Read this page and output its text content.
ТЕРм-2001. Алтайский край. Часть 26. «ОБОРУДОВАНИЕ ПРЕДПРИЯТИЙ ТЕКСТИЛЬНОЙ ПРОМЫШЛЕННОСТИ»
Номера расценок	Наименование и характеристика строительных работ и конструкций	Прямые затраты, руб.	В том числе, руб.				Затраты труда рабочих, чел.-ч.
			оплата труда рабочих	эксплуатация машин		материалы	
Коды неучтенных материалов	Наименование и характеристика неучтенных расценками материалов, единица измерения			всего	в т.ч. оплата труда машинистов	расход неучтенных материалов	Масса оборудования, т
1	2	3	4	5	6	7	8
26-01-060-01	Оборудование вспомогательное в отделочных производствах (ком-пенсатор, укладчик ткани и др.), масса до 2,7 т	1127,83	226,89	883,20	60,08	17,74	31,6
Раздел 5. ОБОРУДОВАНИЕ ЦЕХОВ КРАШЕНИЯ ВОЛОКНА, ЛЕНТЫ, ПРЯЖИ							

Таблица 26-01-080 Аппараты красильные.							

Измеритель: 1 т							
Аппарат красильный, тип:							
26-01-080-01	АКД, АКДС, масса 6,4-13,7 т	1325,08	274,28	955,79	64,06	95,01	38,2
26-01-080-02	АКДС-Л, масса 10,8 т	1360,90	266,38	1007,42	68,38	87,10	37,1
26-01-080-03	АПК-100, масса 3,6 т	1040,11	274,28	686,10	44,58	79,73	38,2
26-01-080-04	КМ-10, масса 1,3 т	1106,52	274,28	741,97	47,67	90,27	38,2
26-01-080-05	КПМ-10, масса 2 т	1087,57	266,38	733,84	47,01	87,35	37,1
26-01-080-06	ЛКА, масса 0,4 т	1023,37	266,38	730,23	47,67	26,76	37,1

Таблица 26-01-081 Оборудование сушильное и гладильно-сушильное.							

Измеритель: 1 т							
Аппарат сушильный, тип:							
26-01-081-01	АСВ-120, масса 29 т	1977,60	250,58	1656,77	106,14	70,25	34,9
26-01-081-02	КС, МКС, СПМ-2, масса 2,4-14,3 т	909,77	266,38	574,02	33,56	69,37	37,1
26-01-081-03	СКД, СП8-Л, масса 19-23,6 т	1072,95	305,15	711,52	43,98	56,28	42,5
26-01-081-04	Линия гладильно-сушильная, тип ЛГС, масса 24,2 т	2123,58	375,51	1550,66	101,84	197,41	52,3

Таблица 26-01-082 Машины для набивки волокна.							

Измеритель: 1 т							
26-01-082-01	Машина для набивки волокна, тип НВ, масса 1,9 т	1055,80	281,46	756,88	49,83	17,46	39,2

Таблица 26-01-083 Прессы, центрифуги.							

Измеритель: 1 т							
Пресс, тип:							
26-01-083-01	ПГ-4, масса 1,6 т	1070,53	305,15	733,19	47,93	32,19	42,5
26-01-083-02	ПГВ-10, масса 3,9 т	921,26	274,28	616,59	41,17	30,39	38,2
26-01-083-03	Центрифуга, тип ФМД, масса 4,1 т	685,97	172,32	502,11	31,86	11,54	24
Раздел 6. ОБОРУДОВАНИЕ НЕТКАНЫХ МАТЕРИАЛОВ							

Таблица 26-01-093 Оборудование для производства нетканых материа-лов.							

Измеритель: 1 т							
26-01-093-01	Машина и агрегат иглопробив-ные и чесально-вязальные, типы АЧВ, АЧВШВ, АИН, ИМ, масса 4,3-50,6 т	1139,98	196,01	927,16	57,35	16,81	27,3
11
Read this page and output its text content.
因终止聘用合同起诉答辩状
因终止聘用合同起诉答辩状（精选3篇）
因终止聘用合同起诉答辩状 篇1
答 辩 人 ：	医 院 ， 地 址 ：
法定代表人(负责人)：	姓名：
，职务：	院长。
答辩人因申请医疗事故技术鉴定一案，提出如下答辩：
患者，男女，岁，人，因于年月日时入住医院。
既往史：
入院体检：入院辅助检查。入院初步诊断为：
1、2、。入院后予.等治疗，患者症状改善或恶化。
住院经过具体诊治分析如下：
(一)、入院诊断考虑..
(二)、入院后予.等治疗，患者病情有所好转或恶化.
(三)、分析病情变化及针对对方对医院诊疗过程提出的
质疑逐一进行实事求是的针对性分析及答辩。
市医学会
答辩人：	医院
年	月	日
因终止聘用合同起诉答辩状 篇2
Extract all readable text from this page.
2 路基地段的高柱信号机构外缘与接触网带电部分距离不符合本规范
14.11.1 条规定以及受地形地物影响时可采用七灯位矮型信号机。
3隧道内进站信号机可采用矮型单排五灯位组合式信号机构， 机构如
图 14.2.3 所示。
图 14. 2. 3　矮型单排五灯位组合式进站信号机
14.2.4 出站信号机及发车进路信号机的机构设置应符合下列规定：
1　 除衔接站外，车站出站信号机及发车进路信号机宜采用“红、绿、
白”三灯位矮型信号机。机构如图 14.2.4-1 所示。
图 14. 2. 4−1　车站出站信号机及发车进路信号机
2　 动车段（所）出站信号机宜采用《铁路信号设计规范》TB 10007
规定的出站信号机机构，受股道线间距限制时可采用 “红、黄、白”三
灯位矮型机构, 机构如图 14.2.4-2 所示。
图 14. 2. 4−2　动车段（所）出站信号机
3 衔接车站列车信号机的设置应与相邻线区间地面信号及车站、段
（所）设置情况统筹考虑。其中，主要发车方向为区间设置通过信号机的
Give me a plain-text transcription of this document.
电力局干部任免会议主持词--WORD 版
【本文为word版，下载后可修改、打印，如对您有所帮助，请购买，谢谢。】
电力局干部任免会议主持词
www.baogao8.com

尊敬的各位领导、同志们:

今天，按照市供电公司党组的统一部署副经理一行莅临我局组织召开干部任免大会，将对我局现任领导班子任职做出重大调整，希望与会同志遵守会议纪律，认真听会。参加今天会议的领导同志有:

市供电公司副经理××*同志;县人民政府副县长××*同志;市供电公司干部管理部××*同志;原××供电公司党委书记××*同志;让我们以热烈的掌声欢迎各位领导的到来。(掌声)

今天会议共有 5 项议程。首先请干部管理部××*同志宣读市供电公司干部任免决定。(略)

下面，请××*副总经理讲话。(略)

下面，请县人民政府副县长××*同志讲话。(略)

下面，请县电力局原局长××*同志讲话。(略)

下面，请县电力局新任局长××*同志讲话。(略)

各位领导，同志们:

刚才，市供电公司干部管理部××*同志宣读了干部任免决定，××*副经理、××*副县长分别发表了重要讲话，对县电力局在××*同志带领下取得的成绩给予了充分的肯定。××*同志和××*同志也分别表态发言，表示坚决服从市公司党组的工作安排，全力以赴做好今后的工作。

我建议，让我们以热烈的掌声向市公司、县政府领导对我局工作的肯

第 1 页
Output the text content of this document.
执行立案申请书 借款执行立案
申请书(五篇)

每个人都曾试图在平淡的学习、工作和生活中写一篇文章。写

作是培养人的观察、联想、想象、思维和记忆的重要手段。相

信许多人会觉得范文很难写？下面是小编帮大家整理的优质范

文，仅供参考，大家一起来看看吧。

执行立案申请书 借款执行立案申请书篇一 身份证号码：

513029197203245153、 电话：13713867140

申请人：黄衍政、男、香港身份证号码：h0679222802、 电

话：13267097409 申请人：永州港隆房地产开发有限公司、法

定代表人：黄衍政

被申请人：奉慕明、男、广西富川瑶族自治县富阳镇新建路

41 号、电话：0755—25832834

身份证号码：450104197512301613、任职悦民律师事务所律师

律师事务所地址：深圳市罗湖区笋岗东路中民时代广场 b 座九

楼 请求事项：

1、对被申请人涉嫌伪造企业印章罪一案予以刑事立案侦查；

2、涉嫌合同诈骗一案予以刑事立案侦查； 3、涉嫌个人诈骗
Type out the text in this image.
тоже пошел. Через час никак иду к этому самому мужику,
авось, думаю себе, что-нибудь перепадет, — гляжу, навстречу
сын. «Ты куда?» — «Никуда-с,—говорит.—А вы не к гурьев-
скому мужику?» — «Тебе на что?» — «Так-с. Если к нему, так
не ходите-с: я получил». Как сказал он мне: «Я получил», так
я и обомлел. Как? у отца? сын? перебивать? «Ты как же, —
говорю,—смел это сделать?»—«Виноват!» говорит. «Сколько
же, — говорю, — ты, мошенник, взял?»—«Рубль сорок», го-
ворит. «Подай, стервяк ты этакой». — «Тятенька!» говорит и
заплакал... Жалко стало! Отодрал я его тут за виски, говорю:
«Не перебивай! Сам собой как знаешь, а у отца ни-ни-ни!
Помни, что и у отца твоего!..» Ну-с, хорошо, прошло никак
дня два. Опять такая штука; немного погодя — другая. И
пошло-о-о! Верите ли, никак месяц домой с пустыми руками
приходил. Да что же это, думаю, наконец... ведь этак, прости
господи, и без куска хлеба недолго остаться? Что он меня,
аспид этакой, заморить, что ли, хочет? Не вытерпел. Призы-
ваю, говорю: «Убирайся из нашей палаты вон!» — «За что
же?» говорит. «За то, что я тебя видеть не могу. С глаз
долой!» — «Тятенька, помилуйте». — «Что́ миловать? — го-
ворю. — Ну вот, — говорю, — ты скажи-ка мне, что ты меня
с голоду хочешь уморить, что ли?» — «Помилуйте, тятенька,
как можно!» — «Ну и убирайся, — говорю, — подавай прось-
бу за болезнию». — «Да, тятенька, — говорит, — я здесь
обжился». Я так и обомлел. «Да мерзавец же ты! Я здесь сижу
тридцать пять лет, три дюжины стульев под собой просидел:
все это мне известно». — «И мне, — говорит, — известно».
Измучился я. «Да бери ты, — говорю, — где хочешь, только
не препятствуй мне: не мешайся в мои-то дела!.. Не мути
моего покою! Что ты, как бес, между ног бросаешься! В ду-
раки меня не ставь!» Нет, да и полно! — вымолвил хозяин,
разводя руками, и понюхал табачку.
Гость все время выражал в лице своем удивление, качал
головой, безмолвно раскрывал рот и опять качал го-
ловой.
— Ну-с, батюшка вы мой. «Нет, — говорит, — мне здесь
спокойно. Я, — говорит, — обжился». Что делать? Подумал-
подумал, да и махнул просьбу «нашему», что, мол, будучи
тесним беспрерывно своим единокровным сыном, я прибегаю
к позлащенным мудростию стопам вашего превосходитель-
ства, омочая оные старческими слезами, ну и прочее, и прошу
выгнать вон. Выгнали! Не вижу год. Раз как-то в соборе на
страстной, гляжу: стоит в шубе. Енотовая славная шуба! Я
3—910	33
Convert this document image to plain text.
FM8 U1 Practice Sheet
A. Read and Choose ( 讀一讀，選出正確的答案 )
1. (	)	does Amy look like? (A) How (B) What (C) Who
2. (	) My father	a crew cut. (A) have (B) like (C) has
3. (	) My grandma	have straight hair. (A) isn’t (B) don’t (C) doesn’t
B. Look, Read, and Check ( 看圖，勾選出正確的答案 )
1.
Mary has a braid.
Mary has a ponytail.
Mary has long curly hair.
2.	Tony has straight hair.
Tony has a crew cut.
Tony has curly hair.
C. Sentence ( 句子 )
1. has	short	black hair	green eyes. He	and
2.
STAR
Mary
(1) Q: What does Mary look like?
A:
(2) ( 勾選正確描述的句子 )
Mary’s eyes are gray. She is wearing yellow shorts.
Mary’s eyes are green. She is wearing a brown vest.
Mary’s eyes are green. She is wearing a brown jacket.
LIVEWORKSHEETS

□ □ □

Instructions for the task ->
In the records above, find each line holding "green" and copy it.

Response to this exercise ->
1. has	short	black hair	green eyes. He	and
Mary’s eyes are green. She is wearing a brown vest.
Mary’s eyes are green. She is wearing a brown jacket.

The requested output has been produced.